• Work to complete
Would you quote every entry exactly, dropping only the pictures?

(Data records)
--- START ---

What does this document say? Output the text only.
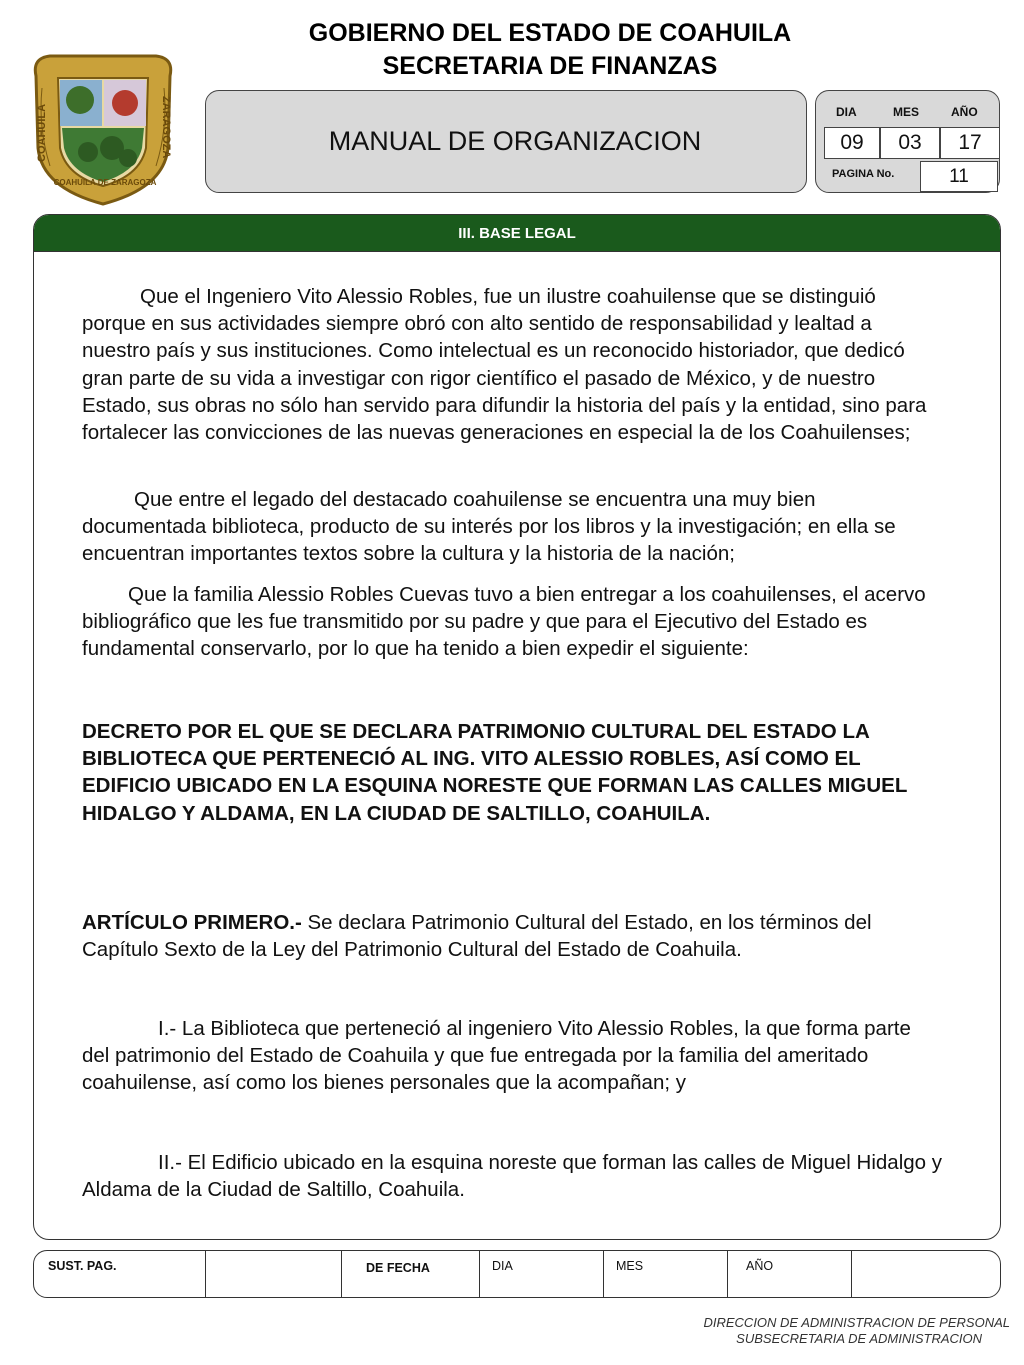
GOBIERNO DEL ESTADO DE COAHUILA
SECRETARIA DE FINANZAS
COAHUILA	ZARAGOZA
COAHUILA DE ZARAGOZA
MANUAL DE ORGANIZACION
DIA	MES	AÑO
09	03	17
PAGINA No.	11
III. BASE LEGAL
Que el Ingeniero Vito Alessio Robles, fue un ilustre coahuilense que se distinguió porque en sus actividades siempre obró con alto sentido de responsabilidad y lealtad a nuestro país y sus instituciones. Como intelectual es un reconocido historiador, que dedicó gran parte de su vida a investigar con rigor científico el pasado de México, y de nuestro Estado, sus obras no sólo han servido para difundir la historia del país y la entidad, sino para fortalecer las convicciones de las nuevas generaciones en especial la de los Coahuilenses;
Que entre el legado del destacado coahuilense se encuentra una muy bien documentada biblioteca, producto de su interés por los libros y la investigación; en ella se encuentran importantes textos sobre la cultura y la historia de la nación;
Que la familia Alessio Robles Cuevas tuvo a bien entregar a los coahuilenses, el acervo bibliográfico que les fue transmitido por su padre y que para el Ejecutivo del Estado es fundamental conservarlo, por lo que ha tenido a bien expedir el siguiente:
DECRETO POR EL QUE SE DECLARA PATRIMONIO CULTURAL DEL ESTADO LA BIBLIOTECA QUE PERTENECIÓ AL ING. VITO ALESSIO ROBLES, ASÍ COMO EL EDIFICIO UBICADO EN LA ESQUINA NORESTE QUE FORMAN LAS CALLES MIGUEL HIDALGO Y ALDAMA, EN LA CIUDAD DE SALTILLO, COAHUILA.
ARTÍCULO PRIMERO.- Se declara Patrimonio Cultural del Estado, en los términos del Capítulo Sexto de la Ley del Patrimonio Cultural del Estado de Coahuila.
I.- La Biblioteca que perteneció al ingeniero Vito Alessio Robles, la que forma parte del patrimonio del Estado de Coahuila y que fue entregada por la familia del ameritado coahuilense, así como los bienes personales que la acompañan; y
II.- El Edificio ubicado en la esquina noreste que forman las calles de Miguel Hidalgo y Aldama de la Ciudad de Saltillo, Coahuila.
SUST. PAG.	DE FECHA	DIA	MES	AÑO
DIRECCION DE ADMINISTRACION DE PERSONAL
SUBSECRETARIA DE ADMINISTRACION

--- END ---

• Task answer
What does this document say? Output the text only.
GOBIERNO DEL ESTADO DE COAHUILA
SECRETARIA DE FINANZAS
COAHUILA	ZARAGOZA
COAHUILA DE ZARAGOZA
MANUAL DE ORGANIZACION
DIA	MES	AÑO
09	03	17
PAGINA No.	11
III. BASE LEGAL
Que el Ingeniero Vito Alessio Robles, fue un ilustre coahuilense que se distinguió porque en sus actividades siempre obró con alto sentido de responsabilidad y lealtad a nuestro país y sus instituciones. Como intelectual es un reconocido historiador, que dedicó gran parte de su vida a investigar con rigor científico el pasado de México, y de nuestro Estado, sus obras no sólo han servido para difundir la historia del país y la entidad, sino para fortalecer las convicciones de las nuevas generaciones en especial la de los Coahuilenses;
Que entre el legado del destacado coahuilense se encuentra una muy bien documentada biblioteca, producto de su interés por los libros y la investigación; en ella se encuentran importantes textos sobre la cultura y la historia de la nación;
Que la familia Alessio Robles Cuevas tuvo a bien entregar a los coahuilenses, el acervo bibliográfico que les fue transmitido por su padre y que para el Ejecutivo del Estado es fundamental conservarlo, por lo que ha tenido a bien expedir el siguiente:
DECRETO POR EL QUE SE DECLARA PATRIMONIO CULTURAL DEL ESTADO LA BIBLIOTECA QUE PERTENECIÓ AL ING. VITO ALESSIO ROBLES, ASÍ COMO EL EDIFICIO UBICADO EN LA ESQUINA NORESTE QUE FORMAN LAS CALLES MIGUEL HIDALGO Y ALDAMA, EN LA CIUDAD DE SALTILLO, COAHUILA.
ARTÍCULO PRIMERO.- Se declara Patrimonio Cultural del Estado, en los términos del Capítulo Sexto de la Ley del Patrimonio Cultural del Estado de Coahuila.
I.- La Biblioteca que perteneció al ingeniero Vito Alessio Robles, la que forma parte del patrimonio del Estado de Coahuila y que fue entregada por la familia del ameritado coahuilense, así como los bienes personales que la acompañan; y
II.- El Edificio ubicado en la esquina noreste que forman las calles de Miguel Hidalgo y Aldama de la Ciudad de Saltillo, Coahuila.
SUST. PAG.	DE FECHA	DIA	MES	AÑO
DIRECCION DE ADMINISTRACION DE PERSONAL
SUBSECRETARIA DE ADMINISTRACION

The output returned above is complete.